PROVIDED DATA:
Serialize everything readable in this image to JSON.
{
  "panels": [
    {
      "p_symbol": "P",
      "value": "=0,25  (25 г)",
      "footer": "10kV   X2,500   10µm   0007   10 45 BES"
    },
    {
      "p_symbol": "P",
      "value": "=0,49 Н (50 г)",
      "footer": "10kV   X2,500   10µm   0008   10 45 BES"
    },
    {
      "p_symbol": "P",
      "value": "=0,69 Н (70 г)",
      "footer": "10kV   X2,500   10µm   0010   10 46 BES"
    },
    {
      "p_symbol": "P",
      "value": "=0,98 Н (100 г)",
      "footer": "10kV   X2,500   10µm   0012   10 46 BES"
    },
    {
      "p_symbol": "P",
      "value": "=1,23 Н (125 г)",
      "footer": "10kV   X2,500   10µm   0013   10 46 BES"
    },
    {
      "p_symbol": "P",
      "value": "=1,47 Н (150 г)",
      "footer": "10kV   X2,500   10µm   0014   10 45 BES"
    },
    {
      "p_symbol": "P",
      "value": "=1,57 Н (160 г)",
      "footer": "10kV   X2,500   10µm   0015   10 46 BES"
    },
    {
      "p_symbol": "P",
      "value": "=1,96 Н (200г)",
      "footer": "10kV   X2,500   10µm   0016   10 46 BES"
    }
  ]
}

EXERCISE INSTRUCTIONS:
Restate every record exactly, leaving nothing out.

EXERCISE SOLUTION:
Serialize everything readable in this image to JSON.
{
  "panels": [
    {
      "p_symbol": "P",
      "value": "=0,25  (25 г)",
      "footer": "10kV   X2,500   10µm   0007   10 45 BES"
    },
    {
      "p_symbol": "P",
      "value": "=0,49 Н (50 г)",
      "footer": "10kV   X2,500   10µm   0008   10 45 BES"
    },
    {
      "p_symbol": "P",
      "value": "=0,69 Н (70 г)",
      "footer": "10kV   X2,500   10µm   0010   10 46 BES"
    },
    {
      "p_symbol": "P",
      "value": "=0,98 Н (100 г)",
      "footer": "10kV   X2,500   10µm   0012   10 46 BES"
    },
    {
      "p_symbol": "P",
      "value": "=1,23 Н (125 г)",
      "footer": "10kV   X2,500   10µm   0013   10 46 BES"
    },
    {
      "p_symbol": "P",
      "value": "=1,47 Н (150 г)",
      "footer": "10kV   X2,500   10µm   0014   10 45 BES"
    },
    {
      "p_symbol": "P",
      "value": "=1,57 Н (160 г)",
      "footer": "10kV   X2,500   10µm   0015   10 46 BES"
    },
    {
      "p_symbol": "P",
      "value": "=1,96 Н (200г)",
      "footer": "10kV   X2,500   10µm   0016   10 46 BES"
    }
  ]
}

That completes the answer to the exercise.